● **WRITTEN INSTRUCTION**
Your output must consist solely of the lines from the one containing "Output the text content of this document." through the end of the records, reproduced exactly.

● **RECORDS PROVIDED**

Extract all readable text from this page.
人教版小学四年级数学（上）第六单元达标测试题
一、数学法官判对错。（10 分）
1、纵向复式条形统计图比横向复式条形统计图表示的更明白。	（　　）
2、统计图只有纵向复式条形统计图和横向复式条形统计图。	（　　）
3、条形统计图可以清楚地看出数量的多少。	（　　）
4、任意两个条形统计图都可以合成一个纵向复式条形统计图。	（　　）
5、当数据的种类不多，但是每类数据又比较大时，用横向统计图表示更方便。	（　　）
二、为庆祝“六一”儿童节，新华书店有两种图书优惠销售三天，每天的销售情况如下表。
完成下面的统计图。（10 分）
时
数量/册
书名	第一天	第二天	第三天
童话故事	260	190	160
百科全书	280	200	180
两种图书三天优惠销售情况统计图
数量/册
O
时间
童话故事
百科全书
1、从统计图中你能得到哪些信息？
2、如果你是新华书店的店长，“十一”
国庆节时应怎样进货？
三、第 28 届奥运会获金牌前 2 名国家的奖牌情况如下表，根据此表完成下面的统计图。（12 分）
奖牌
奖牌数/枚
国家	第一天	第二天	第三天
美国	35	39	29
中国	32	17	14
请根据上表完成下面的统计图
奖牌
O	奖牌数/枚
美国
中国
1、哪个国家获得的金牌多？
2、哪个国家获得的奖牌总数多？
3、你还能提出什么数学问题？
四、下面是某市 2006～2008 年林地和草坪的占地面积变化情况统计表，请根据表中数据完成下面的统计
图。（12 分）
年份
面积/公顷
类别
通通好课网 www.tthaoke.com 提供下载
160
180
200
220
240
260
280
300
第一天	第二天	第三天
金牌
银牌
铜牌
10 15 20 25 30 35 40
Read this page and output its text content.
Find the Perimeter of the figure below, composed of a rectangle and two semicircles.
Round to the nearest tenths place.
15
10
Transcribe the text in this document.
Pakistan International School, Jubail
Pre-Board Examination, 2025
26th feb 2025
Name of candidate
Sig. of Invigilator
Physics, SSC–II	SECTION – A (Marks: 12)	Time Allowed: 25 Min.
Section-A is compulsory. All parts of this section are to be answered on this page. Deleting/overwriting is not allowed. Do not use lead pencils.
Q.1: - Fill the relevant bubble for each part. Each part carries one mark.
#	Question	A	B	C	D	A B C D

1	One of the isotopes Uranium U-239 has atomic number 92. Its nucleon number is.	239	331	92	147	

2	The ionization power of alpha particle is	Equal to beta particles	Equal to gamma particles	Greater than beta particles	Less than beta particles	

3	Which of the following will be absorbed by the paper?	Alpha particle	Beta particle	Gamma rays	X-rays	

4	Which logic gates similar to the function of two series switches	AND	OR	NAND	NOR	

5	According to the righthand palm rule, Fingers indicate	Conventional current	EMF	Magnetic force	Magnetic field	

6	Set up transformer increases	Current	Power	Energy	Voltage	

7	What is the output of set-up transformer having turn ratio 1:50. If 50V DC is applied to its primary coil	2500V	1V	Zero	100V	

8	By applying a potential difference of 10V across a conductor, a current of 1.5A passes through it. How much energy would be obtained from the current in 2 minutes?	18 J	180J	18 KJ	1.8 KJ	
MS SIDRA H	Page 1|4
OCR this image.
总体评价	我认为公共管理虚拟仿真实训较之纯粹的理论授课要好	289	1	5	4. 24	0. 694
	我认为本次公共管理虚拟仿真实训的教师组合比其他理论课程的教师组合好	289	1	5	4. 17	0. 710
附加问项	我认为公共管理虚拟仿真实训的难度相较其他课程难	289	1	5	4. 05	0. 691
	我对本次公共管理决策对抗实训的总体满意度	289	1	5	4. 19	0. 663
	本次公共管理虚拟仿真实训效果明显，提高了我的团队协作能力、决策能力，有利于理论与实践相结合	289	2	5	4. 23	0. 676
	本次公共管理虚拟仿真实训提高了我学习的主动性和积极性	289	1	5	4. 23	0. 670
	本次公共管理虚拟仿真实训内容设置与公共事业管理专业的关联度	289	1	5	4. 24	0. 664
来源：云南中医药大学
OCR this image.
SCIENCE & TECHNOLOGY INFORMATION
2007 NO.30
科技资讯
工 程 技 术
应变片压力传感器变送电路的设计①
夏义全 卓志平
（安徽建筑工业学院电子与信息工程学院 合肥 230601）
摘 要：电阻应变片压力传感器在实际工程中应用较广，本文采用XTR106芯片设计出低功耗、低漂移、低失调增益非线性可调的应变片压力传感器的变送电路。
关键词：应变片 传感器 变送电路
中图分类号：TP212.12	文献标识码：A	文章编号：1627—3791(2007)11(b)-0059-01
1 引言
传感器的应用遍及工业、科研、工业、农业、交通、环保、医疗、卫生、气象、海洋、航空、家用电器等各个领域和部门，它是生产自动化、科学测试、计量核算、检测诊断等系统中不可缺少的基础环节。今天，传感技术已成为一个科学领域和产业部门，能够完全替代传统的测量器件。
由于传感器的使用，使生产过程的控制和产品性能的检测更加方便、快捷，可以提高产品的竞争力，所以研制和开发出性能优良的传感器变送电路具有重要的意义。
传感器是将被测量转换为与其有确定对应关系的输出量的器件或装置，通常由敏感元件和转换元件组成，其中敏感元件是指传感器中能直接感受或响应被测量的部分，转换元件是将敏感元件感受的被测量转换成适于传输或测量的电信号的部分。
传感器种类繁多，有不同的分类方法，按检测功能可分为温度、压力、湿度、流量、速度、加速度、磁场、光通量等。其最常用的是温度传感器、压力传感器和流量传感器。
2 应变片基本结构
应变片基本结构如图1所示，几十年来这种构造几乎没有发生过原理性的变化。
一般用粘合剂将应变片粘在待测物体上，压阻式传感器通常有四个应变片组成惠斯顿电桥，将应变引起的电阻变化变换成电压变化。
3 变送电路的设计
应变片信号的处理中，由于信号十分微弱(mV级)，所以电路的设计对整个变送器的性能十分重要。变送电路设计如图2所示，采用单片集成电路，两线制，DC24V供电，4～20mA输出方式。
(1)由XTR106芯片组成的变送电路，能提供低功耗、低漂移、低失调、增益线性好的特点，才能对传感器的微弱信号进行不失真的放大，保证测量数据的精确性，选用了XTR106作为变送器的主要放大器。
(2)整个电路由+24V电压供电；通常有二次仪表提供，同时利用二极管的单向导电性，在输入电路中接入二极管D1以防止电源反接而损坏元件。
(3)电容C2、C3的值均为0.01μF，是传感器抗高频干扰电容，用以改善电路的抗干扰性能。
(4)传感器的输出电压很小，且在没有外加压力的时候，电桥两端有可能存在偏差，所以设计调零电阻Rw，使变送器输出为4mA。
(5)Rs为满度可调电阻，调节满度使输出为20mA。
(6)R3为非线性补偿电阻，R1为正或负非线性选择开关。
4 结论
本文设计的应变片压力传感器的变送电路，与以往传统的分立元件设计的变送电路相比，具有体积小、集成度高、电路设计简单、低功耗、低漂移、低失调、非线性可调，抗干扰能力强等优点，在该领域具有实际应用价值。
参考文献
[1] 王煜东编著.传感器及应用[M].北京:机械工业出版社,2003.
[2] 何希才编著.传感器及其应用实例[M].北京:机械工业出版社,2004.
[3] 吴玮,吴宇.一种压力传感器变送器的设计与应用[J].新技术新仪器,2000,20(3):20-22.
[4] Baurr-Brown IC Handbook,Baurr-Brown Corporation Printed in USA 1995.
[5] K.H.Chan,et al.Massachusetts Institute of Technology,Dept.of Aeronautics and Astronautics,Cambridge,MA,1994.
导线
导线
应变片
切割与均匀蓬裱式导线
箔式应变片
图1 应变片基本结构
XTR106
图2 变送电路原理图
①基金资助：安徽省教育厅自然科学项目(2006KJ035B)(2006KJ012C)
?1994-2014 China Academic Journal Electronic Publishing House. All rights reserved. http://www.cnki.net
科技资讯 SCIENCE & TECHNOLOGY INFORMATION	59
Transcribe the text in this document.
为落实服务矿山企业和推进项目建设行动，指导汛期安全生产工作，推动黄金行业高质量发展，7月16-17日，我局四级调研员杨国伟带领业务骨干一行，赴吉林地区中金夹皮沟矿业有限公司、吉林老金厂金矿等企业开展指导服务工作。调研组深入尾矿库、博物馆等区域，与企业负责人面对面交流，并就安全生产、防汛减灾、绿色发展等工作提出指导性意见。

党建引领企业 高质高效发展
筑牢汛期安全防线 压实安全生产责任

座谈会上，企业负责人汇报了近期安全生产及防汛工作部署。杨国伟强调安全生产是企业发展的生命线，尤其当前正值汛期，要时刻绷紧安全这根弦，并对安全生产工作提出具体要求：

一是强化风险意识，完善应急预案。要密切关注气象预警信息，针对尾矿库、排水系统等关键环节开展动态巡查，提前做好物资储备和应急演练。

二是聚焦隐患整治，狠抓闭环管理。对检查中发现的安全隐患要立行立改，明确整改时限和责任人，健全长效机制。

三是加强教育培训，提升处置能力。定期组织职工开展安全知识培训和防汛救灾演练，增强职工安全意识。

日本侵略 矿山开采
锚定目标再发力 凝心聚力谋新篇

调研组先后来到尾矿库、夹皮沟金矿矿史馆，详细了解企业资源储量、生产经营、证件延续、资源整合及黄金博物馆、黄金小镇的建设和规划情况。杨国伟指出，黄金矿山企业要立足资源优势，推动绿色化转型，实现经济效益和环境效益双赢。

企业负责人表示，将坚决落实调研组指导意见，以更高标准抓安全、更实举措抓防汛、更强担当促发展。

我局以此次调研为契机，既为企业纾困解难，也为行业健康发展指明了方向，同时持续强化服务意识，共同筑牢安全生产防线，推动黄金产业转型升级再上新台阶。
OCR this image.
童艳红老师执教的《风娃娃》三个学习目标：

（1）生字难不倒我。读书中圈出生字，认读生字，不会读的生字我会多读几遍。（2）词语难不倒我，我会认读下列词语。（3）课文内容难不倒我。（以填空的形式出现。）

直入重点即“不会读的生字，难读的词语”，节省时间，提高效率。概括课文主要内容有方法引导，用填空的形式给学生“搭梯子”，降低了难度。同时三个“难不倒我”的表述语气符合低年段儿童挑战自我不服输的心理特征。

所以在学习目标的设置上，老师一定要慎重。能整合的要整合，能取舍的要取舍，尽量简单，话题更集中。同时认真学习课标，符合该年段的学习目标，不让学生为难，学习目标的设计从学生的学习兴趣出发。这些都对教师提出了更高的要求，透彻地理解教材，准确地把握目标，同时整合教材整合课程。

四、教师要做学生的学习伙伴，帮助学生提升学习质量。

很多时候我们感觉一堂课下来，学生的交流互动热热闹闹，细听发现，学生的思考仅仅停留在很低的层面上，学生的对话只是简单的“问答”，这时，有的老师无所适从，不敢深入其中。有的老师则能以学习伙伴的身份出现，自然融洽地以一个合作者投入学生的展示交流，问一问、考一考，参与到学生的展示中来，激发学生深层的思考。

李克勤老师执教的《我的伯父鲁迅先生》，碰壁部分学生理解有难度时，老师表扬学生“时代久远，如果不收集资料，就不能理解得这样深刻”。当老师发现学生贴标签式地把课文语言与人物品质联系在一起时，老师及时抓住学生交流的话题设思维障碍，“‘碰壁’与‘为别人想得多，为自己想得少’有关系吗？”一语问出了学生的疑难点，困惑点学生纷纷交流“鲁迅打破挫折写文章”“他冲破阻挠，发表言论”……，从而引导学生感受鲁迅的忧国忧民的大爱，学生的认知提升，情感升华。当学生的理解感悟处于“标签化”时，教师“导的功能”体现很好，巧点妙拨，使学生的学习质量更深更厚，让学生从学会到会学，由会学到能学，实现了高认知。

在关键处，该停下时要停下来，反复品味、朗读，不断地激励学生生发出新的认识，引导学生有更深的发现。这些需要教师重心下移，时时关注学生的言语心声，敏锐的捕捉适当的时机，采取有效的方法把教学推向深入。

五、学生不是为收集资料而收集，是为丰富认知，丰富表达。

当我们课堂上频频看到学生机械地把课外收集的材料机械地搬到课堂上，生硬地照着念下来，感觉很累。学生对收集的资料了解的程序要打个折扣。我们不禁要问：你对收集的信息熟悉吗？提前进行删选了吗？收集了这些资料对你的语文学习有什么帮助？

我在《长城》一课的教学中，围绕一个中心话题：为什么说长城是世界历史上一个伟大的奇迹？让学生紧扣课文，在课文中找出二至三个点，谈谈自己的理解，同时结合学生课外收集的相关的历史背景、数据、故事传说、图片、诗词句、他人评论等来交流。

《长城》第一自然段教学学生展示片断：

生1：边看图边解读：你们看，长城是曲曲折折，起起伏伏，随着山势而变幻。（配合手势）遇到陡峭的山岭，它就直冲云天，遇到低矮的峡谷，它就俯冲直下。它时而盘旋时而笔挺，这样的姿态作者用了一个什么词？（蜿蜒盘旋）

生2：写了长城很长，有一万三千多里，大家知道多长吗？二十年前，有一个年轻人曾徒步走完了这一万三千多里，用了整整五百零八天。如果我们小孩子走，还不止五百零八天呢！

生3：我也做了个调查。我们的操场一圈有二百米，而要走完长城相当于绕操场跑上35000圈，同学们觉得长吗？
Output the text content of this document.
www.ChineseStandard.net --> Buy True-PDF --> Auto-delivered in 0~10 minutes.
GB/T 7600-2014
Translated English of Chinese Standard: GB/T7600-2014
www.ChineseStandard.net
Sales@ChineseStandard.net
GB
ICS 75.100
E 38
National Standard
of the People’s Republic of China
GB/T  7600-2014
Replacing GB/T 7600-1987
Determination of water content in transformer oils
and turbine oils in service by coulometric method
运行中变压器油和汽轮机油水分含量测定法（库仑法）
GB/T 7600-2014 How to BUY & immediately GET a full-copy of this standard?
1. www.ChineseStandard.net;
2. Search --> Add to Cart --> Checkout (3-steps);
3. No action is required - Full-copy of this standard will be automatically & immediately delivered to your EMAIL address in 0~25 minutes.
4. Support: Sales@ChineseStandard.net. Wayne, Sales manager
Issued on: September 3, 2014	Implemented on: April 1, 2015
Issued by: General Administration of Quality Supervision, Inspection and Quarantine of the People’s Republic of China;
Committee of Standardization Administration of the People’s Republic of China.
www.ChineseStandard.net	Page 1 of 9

● **SOLVED EXERCISE**
Output the text content of this document.
www.ChineseStandard.net --> Buy True-PDF --> Auto-delivered in 0~10 minutes.
GB/T 7600-2014
Translated English of Chinese Standard: GB/T7600-2014
www.ChineseStandard.net
Sales@ChineseStandard.net
GB
ICS 75.100
E 38
National Standard
of the People’s Republic of China
GB/T  7600-2014
Replacing GB/T 7600-1987
Determination of water content in transformer oils
and turbine oils in service by coulometric method
运行中变压器油和汽轮机油水分含量测定法（库仑法）
GB/T 7600-2014 How to BUY & immediately GET a full-copy of this standard?
1. www.ChineseStandard.net;
2. Search --> Add to Cart --> Checkout (3-steps);
3. No action is required - Full-copy of this standard will be automatically & immediately delivered to your EMAIL address in 0~25 minutes.
4. Support: Sales@ChineseStandard.net. Wayne, Sales manager
Issued on: September 3, 2014	Implemented on: April 1, 2015
Issued by: General Administration of Quality Supervision, Inspection and Quarantine of the People’s Republic of China;
Committee of Standardization Administration of the People’s Republic of China.
www.ChineseStandard.net	Page 1 of 9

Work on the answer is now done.